> [Data extract]
┄┄┄┄┄┄┄┄┄┄┄┄┄┄┄┄┄┄┄┄

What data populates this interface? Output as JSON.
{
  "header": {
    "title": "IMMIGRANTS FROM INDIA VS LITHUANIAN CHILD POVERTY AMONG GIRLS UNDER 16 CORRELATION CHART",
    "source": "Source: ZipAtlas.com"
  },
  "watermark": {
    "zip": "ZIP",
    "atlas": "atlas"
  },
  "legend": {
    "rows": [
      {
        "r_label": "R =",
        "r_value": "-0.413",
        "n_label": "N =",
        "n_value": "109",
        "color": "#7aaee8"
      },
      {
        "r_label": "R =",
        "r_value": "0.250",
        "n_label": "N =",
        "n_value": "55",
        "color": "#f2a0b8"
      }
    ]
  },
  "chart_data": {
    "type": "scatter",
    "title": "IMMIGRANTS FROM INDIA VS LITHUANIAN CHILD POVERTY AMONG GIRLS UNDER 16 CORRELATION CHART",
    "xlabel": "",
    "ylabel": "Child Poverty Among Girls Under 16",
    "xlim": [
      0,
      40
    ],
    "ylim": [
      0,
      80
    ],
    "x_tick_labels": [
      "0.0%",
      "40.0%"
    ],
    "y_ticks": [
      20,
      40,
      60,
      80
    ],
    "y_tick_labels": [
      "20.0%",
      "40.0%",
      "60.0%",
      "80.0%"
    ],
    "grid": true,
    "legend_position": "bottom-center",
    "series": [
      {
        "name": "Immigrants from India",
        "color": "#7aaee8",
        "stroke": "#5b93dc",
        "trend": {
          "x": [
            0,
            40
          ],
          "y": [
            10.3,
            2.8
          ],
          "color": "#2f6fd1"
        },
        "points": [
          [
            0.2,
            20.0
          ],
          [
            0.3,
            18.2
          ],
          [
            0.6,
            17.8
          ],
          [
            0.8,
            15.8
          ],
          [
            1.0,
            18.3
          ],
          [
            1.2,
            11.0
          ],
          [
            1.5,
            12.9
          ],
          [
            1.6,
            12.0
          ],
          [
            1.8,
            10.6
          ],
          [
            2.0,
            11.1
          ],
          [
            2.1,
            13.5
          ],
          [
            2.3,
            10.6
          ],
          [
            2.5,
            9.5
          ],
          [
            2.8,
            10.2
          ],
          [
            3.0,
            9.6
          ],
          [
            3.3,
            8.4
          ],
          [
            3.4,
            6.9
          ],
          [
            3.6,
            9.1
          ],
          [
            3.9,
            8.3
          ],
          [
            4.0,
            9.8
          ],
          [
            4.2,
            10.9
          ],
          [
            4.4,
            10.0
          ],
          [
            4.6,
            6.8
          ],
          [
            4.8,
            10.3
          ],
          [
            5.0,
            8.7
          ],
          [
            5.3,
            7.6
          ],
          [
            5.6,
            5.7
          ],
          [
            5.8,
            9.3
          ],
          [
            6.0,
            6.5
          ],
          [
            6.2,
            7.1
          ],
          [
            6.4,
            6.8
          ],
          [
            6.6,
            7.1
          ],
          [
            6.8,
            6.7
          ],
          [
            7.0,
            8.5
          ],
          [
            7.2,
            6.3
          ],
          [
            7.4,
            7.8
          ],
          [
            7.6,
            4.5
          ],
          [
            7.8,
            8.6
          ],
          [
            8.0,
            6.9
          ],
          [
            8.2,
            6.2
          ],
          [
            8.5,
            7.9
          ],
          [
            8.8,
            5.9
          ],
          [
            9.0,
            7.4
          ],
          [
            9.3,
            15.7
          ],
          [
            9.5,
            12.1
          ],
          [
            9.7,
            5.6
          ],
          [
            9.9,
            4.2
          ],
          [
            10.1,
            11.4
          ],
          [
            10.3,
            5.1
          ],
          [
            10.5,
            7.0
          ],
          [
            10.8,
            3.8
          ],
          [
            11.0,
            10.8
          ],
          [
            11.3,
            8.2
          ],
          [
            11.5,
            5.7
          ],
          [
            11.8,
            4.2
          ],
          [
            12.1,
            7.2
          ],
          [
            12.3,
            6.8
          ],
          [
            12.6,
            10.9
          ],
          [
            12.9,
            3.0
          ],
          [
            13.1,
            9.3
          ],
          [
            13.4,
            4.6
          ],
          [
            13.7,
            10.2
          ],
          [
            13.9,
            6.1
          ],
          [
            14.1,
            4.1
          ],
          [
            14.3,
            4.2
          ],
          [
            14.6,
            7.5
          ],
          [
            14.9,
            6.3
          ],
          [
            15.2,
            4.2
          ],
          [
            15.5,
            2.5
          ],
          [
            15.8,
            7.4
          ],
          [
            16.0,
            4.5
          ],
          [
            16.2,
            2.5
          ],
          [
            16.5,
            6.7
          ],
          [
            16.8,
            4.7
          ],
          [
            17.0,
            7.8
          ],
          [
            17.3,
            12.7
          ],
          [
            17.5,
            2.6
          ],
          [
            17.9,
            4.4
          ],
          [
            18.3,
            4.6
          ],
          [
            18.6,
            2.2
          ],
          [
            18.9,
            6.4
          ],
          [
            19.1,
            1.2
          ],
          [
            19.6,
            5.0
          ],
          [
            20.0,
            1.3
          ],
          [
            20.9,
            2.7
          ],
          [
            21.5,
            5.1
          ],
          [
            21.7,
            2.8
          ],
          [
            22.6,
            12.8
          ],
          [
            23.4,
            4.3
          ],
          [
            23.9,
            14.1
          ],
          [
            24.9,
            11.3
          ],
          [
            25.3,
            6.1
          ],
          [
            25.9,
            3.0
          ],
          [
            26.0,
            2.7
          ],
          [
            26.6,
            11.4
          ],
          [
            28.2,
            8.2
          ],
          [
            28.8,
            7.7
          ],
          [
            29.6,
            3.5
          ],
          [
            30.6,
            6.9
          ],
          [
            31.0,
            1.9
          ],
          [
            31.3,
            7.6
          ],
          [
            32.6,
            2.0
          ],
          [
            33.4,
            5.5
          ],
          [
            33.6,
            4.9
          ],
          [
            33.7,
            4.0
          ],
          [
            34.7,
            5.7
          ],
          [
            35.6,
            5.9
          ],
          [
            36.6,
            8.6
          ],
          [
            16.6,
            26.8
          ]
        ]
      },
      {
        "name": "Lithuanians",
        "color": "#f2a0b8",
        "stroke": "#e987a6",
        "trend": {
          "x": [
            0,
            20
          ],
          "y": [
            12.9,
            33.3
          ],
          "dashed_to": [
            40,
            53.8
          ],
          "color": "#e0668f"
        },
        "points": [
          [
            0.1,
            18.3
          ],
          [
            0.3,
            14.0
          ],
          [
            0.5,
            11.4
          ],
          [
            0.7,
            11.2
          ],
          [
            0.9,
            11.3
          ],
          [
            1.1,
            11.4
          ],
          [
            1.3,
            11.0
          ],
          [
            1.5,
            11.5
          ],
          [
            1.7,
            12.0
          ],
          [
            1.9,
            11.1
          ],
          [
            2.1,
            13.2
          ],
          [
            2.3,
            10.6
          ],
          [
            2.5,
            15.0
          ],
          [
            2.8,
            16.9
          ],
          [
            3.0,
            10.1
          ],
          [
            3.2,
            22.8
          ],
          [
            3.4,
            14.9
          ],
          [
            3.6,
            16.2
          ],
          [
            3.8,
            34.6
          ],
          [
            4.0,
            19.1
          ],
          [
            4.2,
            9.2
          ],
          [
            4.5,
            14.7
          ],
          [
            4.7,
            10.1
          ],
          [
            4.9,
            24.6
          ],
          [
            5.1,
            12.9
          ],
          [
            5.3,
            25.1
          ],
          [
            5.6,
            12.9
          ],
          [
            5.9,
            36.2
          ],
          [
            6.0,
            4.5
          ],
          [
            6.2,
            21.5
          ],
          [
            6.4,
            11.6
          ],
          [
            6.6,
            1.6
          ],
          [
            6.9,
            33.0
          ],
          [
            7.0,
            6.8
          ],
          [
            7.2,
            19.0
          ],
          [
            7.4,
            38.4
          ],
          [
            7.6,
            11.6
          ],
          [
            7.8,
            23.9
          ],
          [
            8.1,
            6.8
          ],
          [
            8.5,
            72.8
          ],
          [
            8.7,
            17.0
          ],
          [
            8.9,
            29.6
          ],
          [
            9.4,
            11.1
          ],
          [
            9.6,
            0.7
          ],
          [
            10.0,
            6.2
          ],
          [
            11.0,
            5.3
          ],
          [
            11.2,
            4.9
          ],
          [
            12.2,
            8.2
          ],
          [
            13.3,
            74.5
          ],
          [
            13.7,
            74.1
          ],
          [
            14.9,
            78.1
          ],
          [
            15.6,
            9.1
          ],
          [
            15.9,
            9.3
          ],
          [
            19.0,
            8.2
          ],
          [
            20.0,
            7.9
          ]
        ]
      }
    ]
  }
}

┄┄┄┄┄┄┄┄┄┄┄┄┄┄┄┄┄┄┄┄

> [Work to do]
Where does the word "color" appear in the listing? List each line that holds it.

> [Exercise solution]
        "color": "#7aaee8"
        "color": "#f2a0b8"
        "color": "#7aaee8",
          "color": "#2f6fd1"
        "color": "#f2a0b8",
          "color": "#e0668f"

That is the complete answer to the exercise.